■ TEXTAUSZUG ■
——————

Canalis (lat. für Kanal) bezeichnet in der Anatomie einen röhrenförmigen Hohlraum im Körper, durch den Nerven, Gefäße oder andere Strukturen verlaufen.

Was ist ein Canalis?

Der Begriff Canalis stammt aus dem Lateinischen und bedeutet wörtlich Kanal oder Röhre. In der medizinischen Anatomie bezeichnet er einen röhrenförmigen Hohlraum oder Gang, der innerhalb von Knochen, Weichgewebe oder Organen verläuft. Durch diese Kanäle ziehen wichtige Strukturen wie Nerven, Blutgefäße, Lymphgefäße oder Ausführungsgänge von einer Körperregion zur anderen. Der Plural lautet Canales.

——————

■ DATENSÄTZE ■

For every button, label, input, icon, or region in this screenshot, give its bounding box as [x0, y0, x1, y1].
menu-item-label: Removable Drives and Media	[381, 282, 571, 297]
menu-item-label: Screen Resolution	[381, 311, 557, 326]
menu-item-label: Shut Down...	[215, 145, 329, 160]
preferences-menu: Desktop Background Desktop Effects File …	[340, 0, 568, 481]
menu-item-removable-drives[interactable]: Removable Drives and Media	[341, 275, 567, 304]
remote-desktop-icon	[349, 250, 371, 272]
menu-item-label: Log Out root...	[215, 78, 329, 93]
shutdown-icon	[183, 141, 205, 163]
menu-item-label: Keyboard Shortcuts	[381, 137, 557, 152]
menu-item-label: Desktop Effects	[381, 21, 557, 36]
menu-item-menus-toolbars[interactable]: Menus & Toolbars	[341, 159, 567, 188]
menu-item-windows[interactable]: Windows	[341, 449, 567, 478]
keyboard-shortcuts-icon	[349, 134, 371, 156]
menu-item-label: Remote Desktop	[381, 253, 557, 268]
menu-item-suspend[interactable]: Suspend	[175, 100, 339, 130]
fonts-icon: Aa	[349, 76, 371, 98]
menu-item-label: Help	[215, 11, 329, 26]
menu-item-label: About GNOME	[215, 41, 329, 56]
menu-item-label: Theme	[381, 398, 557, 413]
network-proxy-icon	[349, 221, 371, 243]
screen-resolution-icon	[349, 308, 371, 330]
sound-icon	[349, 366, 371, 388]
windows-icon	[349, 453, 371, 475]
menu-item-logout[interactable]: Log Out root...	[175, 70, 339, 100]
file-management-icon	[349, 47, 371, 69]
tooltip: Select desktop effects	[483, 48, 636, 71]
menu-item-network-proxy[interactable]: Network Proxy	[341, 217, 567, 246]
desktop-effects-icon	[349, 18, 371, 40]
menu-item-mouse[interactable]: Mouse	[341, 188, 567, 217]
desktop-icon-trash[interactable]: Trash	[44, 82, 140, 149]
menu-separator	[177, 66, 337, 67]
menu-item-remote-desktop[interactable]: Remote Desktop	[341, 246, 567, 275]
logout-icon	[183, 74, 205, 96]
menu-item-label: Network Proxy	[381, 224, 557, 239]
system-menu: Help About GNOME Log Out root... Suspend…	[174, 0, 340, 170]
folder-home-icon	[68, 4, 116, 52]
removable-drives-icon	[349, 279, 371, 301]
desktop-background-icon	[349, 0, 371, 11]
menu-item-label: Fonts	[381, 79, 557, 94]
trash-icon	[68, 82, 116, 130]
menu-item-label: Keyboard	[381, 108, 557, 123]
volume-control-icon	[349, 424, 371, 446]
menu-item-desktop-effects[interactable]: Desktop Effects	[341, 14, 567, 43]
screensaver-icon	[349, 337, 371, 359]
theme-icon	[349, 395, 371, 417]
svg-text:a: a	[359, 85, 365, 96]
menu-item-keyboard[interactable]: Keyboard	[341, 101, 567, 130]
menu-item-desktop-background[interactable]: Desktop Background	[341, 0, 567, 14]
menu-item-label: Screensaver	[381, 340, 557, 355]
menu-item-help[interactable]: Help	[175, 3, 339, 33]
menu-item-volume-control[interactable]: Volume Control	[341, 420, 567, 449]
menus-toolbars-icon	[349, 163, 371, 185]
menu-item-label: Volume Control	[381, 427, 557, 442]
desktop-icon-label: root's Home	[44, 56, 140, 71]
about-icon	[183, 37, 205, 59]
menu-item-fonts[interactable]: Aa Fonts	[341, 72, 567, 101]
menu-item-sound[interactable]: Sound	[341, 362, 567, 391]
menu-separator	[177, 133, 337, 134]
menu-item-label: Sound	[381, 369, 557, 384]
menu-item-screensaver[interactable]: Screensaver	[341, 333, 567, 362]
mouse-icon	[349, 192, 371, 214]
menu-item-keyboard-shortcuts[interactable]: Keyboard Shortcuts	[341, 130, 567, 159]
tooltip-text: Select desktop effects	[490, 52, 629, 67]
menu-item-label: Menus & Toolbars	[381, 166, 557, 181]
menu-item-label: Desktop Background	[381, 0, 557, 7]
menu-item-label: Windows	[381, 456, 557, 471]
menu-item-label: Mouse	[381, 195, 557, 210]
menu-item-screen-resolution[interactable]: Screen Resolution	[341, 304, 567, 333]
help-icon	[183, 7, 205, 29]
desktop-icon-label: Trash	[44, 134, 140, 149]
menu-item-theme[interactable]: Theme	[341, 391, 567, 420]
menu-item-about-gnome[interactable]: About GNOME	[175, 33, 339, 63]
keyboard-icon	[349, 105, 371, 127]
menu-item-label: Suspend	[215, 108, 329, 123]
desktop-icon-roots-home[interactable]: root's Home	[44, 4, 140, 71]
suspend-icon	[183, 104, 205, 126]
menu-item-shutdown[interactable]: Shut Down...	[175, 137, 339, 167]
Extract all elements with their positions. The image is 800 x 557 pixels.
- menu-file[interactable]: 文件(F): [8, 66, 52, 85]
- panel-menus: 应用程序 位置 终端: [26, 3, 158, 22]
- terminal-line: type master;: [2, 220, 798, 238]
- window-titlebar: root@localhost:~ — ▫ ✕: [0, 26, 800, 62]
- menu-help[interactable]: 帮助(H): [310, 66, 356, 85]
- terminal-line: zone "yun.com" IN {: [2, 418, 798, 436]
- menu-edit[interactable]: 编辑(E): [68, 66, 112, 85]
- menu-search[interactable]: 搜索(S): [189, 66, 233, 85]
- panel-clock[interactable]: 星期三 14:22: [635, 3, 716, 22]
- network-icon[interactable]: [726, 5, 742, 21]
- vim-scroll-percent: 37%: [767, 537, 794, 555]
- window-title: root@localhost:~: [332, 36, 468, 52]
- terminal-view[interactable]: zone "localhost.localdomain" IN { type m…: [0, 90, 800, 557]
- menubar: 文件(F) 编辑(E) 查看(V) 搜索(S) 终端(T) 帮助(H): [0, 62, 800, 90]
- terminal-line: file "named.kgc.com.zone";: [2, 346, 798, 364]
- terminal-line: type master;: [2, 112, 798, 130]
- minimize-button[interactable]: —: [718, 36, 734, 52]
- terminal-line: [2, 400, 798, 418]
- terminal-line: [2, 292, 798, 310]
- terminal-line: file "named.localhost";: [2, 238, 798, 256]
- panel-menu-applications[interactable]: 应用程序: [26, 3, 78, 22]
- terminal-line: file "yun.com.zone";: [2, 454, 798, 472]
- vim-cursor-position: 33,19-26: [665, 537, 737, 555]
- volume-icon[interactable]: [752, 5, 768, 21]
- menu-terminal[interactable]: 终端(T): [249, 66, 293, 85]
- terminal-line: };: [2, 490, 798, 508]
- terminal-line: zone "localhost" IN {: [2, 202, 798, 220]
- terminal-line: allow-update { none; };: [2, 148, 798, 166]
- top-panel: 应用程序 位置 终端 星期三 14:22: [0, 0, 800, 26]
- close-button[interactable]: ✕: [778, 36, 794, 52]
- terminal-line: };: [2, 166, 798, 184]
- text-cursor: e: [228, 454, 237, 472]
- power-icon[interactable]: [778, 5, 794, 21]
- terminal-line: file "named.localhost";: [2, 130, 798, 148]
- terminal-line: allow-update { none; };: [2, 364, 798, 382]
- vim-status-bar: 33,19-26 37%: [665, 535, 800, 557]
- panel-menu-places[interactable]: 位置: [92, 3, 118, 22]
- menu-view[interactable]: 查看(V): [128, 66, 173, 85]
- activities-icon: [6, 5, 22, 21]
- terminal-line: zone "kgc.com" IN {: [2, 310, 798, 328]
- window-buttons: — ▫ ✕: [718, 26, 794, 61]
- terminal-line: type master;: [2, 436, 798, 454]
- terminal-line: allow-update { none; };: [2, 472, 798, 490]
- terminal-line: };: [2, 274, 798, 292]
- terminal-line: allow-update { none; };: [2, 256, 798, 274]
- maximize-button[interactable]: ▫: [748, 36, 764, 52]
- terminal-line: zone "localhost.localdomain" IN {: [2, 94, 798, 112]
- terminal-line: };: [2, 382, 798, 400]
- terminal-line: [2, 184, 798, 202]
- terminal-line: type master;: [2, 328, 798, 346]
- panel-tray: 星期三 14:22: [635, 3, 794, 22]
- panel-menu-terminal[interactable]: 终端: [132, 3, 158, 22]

——————

■ KURZAUFTRAG 1 ■
Wie lautet laut Textauszug der Plural von Canalis?
■ KURZAUFTRAG 2 ■
Entnimm dem Textauszug wortgetreu die Stelle von "Canalis (lat. für" bis einschließlich "ist ein Canalis?".
Die Datensätze spielen dafür keine Rolle.

■ LÖSUNG 1 ■
Der Plural lautet Canales.

■ LÖSUNG 2 ■
Canalis (lat. für Kanal) bezeichnet in der Anatomie einen röhrenförmigen Hohlraum im Körper, durch den Nerven, Gefäße oder andere Strukturen verlaufen.

Was ist ein Canalis?